_TRABALHO PEDIDO:_
(1) Reescreva em forma de lista o parágrafo do texto sobre Silvestre Pinheiro Ferreira que começa por «Os autores da obra», conservando os factos principais.
(2) Enumere todas as referências bibliográficas entre parênteses presentes no texto sobre Silvestre Pinheiro Ferreira, indicando autor, ano e página de cada uma.

_TEXTO FORNECIDO:_
════════════════════
SILVESTRE PINHEIRO FERREIRA, O VIAJANTE SOMBRA (2)

Mais adiante, começam a surgir nomes. Detenho-me em Silvestre Pinheiro Ferreira. Reconheço o nome, passei por ele algumas vezes de raspão, associado a aspectos interessantes - o suficiente para me ficar em memória, apesar de não ser dos que me tenho ocupado. Aqui se diz que, exilado por motivos político-culturais, fora acolhido por António de Araújo de Azevedo, «chefe virtual dos afrancesados até 1807» (Dias, 1980, p.423).

António de Araújo de Azevedo, que foi referido por Latino Coelho nas suas notas biográficas sobre José Bonifácio de Andrade e Silva, referência da qual apresento também uma passagem: «Em uma carta autografada, que tivemos em nosso poder, e foi dirigida por José Bonifácio nos primeiros anos deste século a um ministro seu amigo e favorecedor, António de Araújo e Azevedo [1], queixava-se amargamente o ilustre mineralogista das contradições que lhe tornavam desagradável o cargo professoral, que exercia na universidade de Coimbra, e lhe tolhiam a acção útil e eficaz nos seus ofícios de intendente das minas e superintendente das matas e sementeiras» (cf. Coelho, 1877, p.382). E, mais adiante, Bonifácio acaba por referir a amizade antiga que os ligava (Coelho, 1877, p.383).[2]

Os autores da obra Os primórdios... adiantam também que António de Araújo de Azevedo deixara o país, pela primeira vez, via Londres, para representar Portugal nos Países-Baixos, em 7 de Junho de 1789, e que voltara a estar efemeramente em Lisboa, nos primeiros meses e no verão de 1801. Referem ainda, e citando texto de uma carta do Dr. António Joaquim Pegado, recém-chegado de Londres, para D. João de Almeida de Melo e Castro, embaixador de Portugal em Inglaterra, datada de 12 de Setembro de 1800, que Araújo e Brito[3] tinham protegido os «secretários dos clubes de Lisboa» e que tinham sido soltos os que Manique havia preso.
════════════════════
_LISTAGEM:_

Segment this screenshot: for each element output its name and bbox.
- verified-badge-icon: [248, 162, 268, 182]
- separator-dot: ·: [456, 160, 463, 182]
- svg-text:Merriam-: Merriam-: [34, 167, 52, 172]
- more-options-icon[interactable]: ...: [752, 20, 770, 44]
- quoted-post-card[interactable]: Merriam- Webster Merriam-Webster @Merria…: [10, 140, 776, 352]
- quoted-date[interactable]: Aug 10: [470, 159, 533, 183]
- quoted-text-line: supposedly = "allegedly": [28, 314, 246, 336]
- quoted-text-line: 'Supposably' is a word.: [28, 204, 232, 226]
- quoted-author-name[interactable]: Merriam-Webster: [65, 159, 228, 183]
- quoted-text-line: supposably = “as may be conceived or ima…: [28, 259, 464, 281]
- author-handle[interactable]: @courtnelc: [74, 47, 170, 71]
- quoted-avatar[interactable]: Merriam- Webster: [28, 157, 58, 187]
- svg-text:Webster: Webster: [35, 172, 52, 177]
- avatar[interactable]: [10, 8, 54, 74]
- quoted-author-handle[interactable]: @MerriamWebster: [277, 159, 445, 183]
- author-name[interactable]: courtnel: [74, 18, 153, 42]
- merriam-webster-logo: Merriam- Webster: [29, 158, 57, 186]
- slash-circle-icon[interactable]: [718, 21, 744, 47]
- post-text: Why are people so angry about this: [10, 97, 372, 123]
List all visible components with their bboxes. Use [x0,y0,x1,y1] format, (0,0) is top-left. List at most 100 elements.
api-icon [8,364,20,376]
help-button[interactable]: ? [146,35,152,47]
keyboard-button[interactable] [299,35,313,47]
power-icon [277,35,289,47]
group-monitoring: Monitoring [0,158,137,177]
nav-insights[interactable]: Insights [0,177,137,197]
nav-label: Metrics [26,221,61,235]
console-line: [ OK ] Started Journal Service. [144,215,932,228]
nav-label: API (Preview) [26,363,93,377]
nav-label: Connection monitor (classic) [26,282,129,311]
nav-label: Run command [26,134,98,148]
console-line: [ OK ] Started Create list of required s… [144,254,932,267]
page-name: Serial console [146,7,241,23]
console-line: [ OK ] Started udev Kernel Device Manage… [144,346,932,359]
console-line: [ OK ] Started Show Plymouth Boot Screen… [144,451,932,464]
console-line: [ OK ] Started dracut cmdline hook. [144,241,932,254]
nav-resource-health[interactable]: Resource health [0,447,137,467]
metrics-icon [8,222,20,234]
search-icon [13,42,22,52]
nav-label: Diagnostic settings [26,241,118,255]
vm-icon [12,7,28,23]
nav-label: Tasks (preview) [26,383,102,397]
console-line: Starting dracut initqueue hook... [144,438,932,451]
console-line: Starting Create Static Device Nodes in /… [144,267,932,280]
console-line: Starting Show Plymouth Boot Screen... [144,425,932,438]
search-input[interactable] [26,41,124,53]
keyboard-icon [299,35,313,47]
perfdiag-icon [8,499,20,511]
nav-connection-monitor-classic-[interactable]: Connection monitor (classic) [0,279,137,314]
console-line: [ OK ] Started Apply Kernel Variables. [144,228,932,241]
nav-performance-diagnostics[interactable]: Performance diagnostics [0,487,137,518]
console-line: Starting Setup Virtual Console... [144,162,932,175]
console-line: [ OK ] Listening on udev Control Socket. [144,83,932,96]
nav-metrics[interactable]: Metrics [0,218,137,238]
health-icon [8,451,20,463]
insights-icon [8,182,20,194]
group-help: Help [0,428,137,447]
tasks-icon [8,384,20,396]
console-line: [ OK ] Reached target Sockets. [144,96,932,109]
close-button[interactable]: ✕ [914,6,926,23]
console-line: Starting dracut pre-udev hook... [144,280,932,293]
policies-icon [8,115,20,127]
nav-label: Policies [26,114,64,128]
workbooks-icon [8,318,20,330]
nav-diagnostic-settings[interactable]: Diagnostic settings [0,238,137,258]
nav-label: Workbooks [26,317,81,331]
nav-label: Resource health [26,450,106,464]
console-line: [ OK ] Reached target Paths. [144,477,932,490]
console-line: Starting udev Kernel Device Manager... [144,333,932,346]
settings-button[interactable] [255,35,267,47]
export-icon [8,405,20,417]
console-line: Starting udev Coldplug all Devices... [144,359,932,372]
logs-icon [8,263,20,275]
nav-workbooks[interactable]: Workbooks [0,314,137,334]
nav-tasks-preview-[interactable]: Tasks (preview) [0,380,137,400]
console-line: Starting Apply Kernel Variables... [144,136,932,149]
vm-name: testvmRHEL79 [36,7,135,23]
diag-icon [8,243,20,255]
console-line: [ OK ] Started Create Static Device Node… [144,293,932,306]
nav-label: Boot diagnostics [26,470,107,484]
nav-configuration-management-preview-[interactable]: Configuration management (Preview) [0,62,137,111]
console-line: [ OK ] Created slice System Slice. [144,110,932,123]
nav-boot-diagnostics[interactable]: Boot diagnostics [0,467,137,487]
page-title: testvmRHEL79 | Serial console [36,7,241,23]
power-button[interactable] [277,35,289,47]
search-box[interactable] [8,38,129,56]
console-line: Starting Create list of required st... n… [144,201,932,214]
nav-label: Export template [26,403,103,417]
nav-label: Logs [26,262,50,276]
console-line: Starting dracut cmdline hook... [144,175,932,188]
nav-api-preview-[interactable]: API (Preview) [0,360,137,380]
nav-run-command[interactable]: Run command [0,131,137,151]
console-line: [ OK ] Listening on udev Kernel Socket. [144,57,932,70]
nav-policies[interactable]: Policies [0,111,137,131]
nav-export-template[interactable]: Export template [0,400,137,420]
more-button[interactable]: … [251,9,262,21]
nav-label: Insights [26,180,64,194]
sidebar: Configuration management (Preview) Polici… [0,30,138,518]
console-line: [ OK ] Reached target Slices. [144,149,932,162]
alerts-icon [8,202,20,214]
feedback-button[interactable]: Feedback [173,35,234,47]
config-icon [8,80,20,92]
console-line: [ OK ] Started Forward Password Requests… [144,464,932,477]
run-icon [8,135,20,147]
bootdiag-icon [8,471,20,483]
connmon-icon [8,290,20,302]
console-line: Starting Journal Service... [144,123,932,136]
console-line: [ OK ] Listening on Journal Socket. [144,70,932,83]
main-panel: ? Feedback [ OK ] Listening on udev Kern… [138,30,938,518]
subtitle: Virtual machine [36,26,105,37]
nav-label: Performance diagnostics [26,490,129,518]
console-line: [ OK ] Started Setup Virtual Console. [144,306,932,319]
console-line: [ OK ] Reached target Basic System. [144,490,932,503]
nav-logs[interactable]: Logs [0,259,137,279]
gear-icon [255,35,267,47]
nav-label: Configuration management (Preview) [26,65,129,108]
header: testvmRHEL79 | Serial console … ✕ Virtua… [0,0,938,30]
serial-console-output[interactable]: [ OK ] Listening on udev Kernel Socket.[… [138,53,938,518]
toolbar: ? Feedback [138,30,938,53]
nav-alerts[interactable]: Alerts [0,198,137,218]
════════════════════
_SOLUÇÕES POR TAREFA:_
(1)
- Segundo os autores de Os primórdios..., António de Araújo de Azevedo deixou o país pela primeira vez em 7 de junho de 1789, via Londres, para representar Portugal nos Países-Baixos.
- Voltou a estar efemeramente em Lisboa nos primeiros meses e no verão de 1801.
- Os mesmos autores citam uma carta de 12 de setembro de 1800, do Dr. António Joaquim Pegado, recém-chegado de Londres, a D. João de Almeida de Melo e Castro, embaixador de Portugal em Inglaterra.
- Segundo essa carta, Araújo e Brito tinham protegido os «secretários dos clubes de Lisboa».
- Segundo a mesma carta, tinham sido soltos os que Manique havia preso.

(2)
- Dias, 1980, p.423
- Coelho, 1877, p.382
- Coelho, 1877, p.383